* **DIRECTIONS**: Report the number of lines in these entries that contain "coordinate". Write only the number.

....

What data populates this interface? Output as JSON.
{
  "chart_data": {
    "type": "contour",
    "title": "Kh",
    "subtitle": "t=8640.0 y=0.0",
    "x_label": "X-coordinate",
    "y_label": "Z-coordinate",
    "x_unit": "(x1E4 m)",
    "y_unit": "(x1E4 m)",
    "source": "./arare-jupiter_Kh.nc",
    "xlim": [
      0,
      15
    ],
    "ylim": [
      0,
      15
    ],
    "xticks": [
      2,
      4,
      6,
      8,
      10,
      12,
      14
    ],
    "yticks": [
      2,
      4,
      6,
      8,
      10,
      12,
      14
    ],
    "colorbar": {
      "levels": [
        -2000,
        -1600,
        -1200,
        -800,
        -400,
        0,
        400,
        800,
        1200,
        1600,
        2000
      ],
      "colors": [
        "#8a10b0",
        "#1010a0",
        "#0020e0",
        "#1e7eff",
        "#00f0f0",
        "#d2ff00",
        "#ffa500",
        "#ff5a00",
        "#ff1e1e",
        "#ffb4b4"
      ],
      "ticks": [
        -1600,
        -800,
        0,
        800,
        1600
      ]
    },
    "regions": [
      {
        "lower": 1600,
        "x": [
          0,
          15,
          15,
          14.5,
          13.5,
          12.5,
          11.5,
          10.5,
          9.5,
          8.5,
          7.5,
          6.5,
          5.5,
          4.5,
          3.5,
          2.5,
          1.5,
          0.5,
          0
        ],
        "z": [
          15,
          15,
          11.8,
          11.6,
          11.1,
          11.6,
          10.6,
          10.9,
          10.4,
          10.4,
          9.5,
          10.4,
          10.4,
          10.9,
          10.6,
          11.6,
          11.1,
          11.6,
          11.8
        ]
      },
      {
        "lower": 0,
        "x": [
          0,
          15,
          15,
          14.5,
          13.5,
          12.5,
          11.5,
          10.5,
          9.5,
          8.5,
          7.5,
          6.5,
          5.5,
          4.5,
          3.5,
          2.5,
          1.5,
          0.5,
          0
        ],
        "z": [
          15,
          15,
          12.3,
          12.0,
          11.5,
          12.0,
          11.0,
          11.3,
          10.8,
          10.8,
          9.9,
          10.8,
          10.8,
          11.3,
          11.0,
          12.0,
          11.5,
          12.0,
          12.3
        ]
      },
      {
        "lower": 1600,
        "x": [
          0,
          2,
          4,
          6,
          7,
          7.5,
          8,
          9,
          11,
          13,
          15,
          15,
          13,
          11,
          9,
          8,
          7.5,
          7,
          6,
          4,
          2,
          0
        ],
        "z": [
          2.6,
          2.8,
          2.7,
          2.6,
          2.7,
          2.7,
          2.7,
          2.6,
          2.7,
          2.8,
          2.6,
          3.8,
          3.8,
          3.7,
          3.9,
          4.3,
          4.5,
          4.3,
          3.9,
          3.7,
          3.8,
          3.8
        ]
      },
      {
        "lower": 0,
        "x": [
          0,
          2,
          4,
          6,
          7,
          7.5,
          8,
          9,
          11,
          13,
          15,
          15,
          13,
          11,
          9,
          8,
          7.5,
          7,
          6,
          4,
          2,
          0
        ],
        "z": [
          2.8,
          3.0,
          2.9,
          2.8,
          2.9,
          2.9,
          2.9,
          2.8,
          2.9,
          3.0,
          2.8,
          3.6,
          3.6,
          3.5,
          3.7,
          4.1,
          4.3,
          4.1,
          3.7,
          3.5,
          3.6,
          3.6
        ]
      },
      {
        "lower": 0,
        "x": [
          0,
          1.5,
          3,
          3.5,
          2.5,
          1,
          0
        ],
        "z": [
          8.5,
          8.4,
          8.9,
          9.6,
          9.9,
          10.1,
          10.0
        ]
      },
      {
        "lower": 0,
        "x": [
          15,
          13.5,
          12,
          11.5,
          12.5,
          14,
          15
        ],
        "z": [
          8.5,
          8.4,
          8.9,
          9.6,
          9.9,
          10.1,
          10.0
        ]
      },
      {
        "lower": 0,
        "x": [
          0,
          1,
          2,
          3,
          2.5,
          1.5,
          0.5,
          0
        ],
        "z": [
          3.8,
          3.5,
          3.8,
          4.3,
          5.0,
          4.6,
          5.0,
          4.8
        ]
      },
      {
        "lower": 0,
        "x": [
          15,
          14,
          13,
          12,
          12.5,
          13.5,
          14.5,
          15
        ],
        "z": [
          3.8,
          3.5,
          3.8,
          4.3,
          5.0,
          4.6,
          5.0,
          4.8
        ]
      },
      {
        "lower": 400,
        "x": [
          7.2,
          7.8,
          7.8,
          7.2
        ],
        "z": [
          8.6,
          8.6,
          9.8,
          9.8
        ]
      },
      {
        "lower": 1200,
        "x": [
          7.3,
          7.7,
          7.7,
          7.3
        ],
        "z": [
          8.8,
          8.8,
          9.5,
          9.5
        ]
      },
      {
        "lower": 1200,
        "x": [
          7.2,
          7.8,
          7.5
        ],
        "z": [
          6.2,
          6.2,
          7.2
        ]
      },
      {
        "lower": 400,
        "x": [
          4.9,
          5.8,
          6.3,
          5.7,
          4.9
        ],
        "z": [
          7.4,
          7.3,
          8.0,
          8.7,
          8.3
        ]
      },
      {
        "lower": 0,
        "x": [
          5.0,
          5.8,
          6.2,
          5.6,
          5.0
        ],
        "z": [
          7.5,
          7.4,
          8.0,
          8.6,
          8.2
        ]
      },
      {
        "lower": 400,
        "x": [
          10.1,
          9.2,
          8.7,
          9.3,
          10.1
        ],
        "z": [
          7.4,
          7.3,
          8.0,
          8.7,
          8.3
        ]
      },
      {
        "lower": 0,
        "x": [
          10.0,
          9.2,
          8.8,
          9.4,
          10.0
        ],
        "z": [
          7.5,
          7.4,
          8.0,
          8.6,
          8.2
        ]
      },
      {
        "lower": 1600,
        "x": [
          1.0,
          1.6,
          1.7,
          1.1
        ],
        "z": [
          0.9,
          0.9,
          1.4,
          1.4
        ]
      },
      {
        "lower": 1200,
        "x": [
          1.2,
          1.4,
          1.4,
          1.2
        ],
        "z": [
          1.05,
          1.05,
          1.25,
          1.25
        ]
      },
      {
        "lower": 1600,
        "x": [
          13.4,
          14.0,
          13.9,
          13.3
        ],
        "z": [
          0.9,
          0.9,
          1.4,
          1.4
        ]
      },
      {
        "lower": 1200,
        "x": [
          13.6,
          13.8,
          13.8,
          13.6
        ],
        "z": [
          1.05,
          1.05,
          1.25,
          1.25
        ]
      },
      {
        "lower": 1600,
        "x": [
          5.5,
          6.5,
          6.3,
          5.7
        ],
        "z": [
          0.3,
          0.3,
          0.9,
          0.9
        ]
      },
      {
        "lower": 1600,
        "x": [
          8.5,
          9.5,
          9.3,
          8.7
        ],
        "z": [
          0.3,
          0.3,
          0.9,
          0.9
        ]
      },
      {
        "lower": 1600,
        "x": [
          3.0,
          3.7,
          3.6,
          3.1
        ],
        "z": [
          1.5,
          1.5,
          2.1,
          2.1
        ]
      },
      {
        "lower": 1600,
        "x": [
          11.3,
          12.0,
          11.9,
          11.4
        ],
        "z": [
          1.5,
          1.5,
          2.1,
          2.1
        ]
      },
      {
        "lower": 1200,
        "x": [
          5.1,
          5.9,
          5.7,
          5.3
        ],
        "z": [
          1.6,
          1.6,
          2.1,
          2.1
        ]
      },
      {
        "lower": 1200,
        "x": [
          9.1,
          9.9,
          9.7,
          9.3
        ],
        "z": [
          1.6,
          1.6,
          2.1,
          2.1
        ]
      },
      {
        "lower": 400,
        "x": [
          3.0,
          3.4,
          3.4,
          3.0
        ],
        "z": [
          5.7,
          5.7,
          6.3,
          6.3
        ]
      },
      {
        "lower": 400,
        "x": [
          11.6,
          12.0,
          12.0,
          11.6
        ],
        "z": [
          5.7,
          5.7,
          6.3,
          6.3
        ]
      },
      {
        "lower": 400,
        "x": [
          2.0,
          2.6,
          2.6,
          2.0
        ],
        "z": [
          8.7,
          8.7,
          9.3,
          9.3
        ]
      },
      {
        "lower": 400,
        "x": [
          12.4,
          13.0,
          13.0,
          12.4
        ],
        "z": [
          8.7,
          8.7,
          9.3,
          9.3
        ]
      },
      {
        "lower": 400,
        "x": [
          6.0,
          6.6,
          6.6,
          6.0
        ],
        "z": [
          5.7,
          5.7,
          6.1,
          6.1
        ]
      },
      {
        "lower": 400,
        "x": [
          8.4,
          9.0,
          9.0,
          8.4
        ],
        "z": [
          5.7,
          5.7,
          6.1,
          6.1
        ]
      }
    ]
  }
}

....

* **FINAL ANSWER**: 2